WHAT YOU WILL DO:
Gather, from the listing beneath this task, every line holding the string "trace".

(Dataset records)
========================================================================
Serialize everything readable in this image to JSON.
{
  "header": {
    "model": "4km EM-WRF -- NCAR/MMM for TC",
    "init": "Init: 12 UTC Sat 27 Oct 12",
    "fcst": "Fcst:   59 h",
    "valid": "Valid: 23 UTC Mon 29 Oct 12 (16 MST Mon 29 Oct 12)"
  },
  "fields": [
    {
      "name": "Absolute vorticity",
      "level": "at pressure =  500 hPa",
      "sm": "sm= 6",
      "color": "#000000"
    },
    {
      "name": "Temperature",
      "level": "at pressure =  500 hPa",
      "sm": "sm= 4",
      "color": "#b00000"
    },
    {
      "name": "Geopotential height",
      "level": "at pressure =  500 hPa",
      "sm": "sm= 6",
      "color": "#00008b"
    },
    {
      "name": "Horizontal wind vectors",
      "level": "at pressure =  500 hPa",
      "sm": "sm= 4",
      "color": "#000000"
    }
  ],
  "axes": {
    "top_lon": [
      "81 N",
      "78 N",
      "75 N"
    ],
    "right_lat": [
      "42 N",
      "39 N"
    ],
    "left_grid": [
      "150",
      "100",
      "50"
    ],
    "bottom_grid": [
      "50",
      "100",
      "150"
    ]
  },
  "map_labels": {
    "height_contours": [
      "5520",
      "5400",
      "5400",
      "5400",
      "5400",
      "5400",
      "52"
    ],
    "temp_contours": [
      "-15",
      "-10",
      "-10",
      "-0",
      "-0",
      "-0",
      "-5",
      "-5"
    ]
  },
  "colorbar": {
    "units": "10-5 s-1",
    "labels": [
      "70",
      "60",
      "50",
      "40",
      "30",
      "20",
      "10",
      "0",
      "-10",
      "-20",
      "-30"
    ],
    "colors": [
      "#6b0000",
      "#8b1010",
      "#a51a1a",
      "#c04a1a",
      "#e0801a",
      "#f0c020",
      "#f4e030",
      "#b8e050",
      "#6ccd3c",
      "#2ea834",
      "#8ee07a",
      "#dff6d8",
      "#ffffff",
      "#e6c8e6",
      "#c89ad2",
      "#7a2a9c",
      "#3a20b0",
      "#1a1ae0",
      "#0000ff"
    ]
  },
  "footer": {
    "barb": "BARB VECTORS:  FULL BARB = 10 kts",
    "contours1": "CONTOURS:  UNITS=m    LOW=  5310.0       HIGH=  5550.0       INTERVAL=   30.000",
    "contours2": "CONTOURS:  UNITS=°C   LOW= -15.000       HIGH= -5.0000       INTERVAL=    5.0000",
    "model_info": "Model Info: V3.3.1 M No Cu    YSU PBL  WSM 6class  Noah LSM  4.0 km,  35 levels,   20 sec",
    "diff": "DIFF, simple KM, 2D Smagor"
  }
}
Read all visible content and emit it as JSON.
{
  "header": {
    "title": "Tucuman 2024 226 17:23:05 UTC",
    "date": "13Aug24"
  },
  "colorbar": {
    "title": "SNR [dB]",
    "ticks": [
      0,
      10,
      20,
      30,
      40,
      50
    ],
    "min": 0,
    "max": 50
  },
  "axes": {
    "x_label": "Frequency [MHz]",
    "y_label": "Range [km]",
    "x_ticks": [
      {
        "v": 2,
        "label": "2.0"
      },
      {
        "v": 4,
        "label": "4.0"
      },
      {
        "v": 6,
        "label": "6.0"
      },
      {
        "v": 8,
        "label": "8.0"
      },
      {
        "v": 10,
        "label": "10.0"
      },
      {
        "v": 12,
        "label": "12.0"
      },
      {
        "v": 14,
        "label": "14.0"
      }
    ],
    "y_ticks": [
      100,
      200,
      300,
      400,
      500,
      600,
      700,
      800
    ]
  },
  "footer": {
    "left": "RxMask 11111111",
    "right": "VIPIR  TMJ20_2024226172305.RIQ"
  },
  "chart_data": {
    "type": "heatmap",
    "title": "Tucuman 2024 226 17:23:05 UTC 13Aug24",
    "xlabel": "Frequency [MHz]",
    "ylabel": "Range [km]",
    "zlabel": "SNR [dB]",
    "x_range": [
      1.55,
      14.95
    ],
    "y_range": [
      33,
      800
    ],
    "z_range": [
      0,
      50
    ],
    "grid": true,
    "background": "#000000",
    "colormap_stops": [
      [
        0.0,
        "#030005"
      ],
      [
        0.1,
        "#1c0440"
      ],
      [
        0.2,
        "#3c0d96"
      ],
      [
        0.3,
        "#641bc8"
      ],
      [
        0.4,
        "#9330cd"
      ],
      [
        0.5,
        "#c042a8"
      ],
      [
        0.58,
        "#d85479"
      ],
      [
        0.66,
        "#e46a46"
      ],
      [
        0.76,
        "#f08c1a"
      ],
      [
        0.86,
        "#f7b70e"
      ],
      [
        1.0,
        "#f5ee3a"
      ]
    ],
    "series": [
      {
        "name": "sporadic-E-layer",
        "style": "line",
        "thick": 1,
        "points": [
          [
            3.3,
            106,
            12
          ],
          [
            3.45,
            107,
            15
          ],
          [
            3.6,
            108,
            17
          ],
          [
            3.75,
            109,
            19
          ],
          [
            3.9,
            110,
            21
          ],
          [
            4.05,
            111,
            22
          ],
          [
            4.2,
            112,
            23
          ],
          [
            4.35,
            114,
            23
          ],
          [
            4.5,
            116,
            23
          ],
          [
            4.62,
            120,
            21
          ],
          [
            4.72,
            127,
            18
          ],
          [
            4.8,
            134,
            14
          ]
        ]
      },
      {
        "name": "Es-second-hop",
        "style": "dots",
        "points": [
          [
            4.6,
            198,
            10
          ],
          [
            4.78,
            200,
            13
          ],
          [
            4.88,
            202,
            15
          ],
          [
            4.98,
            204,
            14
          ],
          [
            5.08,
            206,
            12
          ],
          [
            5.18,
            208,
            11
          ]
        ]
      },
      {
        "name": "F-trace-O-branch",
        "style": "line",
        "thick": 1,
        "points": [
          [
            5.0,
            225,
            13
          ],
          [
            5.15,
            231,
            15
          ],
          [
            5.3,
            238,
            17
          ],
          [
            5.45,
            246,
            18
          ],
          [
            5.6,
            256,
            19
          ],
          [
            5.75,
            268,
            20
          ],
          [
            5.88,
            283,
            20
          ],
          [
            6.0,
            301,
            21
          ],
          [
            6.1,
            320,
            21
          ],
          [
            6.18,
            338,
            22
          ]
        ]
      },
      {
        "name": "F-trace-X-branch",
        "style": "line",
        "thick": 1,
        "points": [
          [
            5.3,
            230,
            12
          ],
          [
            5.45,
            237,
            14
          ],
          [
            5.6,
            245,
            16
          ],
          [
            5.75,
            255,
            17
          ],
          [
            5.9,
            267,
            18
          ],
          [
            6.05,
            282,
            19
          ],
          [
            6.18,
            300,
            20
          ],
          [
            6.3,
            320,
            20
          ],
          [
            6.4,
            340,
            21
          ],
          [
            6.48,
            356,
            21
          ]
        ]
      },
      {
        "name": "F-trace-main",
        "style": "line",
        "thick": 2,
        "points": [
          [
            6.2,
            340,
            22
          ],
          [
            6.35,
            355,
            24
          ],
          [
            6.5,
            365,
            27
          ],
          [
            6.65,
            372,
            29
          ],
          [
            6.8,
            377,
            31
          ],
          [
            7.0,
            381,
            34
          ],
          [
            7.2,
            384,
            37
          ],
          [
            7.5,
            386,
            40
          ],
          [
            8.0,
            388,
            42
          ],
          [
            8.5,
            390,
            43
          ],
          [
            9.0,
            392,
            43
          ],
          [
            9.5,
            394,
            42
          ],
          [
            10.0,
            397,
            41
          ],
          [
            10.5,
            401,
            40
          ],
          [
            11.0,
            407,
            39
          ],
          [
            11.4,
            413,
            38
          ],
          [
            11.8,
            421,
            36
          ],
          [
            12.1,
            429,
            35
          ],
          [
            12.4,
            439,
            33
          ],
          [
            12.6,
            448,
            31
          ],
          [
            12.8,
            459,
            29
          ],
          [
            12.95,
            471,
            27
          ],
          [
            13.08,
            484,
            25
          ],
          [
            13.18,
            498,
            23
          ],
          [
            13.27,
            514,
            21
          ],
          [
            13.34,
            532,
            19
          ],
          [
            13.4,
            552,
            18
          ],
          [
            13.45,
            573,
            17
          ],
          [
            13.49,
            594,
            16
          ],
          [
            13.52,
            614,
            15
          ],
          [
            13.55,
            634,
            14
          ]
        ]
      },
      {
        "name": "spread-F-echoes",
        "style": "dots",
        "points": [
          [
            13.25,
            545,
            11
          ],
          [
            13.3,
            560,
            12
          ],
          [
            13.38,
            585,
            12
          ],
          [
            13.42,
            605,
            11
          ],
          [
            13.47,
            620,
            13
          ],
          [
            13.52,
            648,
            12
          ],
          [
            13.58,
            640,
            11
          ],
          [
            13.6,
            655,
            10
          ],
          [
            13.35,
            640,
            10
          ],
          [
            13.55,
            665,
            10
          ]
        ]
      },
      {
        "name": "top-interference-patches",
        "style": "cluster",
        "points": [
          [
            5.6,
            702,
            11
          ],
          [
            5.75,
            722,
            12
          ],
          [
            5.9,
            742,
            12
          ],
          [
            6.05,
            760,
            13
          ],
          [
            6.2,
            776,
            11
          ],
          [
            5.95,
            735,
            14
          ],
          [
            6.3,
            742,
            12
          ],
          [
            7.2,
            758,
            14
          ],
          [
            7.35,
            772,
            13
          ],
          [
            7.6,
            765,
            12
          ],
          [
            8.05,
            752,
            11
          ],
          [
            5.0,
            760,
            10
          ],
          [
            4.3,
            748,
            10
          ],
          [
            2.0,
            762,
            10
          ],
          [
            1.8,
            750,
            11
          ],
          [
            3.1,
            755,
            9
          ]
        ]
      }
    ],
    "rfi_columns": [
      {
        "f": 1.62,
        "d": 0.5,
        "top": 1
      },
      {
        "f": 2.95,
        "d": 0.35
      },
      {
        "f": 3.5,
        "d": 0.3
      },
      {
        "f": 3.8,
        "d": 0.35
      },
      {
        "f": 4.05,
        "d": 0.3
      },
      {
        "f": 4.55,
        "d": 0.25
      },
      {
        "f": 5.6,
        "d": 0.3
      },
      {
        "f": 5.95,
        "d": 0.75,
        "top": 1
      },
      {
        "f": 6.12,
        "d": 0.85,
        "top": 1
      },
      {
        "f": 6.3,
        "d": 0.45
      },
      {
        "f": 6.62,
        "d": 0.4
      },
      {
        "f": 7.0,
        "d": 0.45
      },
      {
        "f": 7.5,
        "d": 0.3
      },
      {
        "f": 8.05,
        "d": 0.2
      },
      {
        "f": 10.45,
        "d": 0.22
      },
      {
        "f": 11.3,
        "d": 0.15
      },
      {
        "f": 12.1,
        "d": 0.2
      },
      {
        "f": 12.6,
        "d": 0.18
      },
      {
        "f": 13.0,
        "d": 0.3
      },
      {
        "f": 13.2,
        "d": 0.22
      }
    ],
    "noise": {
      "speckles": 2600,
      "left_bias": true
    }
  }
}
========================================================================
SOLUTION TO THIS TASK:
        "name": "F-trace-O-branch",
        "name": "F-trace-X-branch",
        "name": "F-trace-main",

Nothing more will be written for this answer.